◆ Your instructions ◆
Please report every line from the material that contains the word "Cirri".

◆ Provided records ◆
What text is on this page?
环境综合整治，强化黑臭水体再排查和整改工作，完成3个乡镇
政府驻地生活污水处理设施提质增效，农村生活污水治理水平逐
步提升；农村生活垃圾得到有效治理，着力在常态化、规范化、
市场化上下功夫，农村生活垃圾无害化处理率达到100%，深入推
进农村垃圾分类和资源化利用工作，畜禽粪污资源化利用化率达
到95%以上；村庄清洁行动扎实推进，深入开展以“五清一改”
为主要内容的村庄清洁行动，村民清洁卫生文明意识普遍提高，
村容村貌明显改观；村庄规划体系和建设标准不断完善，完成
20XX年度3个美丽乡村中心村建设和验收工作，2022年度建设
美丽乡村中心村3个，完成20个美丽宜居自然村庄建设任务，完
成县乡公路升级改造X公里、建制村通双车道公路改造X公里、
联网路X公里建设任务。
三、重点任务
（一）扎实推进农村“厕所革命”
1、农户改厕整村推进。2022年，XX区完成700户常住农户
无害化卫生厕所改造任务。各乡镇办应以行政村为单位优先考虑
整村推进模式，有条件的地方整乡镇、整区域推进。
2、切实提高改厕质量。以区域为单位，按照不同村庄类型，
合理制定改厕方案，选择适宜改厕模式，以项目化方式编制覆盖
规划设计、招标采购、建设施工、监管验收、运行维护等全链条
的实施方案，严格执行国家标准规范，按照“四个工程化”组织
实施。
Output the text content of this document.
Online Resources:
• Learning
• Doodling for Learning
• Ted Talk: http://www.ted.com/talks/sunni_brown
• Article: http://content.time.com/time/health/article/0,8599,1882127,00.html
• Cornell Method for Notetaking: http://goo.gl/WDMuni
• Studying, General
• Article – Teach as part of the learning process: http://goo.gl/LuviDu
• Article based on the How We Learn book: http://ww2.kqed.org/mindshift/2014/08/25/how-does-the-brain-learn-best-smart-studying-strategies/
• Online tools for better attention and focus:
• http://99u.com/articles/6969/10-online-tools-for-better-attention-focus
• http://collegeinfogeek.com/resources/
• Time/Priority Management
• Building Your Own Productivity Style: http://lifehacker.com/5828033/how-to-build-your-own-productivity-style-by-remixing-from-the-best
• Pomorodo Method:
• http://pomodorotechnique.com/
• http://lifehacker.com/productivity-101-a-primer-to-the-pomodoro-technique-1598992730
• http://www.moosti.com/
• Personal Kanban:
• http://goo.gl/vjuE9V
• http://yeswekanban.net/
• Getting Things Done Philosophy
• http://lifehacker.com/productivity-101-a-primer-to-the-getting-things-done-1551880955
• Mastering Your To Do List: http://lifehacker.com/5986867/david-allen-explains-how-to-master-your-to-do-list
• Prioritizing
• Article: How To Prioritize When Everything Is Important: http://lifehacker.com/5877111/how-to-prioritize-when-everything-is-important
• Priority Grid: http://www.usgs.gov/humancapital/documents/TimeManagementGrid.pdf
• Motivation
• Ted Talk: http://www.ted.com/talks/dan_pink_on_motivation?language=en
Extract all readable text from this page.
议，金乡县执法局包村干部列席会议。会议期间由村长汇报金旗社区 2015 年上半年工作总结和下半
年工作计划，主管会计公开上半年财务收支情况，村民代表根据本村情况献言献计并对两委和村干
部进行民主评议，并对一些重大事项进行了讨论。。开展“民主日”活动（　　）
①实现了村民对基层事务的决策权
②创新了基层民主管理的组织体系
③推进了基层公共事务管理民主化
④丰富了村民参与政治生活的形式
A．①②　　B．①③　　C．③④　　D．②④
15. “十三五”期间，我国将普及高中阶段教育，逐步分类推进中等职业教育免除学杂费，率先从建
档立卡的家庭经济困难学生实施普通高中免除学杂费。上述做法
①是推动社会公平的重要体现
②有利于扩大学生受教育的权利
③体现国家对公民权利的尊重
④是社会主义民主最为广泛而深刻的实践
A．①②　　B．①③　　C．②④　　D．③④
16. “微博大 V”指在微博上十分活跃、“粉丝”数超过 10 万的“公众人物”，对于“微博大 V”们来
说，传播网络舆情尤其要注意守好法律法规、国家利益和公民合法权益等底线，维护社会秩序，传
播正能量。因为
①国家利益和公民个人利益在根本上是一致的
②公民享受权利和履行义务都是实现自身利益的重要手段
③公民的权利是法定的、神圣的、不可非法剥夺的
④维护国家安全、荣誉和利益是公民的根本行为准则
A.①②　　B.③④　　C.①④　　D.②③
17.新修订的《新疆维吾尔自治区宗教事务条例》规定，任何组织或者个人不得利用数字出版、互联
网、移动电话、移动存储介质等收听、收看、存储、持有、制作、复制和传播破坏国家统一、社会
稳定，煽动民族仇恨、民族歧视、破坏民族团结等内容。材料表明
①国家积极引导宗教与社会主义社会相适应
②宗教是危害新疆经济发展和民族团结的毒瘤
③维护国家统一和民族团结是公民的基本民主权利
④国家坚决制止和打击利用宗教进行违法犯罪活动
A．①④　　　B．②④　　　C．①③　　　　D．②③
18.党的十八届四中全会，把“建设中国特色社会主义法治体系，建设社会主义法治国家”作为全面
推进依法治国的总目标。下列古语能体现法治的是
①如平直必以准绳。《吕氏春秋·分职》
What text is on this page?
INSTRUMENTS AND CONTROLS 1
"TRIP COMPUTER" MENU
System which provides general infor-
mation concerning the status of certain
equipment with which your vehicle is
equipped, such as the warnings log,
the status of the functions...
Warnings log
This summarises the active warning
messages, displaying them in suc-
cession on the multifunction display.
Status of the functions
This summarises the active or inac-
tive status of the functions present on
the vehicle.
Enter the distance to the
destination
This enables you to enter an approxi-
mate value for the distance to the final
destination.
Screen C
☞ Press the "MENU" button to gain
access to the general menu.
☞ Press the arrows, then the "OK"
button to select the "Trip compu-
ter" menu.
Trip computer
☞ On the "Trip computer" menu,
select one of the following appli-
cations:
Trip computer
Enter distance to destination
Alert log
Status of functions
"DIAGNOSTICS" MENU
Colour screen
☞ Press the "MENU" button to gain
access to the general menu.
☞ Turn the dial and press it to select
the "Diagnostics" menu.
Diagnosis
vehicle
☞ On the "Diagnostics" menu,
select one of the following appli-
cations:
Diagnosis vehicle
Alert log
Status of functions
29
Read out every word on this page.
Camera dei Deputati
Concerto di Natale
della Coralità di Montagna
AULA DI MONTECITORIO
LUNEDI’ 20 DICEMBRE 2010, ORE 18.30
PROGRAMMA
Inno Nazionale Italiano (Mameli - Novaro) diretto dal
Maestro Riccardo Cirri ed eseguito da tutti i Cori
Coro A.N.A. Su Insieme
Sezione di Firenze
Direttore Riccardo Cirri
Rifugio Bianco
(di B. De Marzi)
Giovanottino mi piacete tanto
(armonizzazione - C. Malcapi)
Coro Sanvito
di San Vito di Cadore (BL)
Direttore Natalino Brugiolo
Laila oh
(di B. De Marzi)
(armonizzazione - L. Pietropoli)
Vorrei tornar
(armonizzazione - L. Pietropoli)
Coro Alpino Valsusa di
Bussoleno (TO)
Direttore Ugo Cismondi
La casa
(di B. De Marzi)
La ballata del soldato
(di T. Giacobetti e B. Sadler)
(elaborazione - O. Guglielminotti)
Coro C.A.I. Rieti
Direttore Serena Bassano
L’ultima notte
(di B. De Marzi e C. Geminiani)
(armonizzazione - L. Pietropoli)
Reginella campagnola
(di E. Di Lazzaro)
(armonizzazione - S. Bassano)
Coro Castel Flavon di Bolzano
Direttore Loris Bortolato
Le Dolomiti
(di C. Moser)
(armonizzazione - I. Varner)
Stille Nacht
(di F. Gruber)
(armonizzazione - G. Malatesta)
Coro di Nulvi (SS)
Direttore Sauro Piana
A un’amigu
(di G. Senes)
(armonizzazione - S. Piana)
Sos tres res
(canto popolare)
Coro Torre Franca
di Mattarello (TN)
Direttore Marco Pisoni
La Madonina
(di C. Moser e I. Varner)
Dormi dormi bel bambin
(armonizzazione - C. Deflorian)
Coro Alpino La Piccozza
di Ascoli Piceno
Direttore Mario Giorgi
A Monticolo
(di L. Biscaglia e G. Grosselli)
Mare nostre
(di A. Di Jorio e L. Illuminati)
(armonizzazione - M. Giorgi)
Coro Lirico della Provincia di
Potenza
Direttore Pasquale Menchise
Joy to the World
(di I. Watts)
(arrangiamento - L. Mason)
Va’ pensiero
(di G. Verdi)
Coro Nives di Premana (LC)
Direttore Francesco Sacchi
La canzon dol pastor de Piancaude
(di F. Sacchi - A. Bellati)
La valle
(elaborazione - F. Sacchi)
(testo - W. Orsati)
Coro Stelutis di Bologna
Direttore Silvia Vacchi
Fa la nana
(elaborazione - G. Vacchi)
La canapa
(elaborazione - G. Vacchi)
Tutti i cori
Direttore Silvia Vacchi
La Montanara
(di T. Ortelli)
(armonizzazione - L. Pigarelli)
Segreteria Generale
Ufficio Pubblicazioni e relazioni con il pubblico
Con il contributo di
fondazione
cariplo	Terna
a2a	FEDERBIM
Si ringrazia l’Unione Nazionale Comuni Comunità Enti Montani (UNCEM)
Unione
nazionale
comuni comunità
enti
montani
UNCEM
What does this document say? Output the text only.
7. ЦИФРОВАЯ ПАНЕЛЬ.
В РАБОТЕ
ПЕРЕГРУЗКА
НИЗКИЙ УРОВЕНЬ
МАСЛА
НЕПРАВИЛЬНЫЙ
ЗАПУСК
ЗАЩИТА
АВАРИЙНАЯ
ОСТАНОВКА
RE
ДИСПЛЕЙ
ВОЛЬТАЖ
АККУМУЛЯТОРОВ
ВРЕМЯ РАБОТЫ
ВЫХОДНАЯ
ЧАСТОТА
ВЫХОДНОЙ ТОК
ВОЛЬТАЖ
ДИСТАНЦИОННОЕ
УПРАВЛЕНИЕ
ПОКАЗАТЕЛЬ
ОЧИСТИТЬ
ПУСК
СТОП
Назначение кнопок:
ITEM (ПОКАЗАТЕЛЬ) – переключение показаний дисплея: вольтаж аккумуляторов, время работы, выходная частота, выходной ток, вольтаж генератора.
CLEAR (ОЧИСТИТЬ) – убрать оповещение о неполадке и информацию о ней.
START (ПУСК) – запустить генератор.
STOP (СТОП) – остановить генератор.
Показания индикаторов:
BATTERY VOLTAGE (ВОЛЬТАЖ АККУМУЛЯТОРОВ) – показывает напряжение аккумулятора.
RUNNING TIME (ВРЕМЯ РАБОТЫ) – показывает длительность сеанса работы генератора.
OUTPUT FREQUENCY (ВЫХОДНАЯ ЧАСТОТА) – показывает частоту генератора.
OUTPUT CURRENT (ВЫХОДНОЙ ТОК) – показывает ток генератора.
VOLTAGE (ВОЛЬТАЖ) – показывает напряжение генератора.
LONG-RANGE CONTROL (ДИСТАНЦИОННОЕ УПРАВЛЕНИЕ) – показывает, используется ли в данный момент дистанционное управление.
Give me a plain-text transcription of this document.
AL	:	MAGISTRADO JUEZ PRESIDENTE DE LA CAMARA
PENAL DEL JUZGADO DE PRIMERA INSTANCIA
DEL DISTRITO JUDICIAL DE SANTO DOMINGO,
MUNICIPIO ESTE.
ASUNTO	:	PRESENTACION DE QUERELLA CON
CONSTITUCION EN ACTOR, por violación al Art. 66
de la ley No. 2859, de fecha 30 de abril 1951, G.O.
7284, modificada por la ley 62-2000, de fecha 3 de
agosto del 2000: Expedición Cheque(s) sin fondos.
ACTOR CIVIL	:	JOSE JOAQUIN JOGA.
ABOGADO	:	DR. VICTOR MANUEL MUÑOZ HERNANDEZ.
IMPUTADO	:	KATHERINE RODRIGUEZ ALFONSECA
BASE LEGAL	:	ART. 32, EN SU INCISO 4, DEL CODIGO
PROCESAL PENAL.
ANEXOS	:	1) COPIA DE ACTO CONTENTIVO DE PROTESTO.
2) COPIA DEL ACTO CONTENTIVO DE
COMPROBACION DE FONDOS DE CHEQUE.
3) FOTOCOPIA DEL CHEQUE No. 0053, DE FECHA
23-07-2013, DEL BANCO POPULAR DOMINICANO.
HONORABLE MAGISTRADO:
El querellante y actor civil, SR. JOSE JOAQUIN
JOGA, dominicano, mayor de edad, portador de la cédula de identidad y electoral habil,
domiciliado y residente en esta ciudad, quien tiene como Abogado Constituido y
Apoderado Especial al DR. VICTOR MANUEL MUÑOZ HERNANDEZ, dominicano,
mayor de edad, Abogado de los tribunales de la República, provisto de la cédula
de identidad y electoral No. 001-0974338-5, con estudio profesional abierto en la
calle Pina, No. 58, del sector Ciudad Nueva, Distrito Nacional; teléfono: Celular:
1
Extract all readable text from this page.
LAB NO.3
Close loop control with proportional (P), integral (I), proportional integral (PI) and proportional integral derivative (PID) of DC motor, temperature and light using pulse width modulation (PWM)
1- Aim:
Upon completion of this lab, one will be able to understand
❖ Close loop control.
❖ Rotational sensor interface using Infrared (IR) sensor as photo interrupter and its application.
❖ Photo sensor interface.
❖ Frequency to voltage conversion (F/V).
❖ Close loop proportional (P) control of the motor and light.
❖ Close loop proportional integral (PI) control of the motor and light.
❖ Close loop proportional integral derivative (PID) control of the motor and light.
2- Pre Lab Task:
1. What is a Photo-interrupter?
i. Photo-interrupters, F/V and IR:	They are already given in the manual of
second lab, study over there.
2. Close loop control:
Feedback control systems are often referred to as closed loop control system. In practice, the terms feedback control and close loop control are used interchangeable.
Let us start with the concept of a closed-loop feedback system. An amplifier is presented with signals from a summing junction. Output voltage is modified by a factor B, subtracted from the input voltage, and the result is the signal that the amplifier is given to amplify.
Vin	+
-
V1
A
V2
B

◆ Response below ◆
Maestro Riccardo Cirri ed eseguito da tutti i Cori
Direttore Riccardo Cirri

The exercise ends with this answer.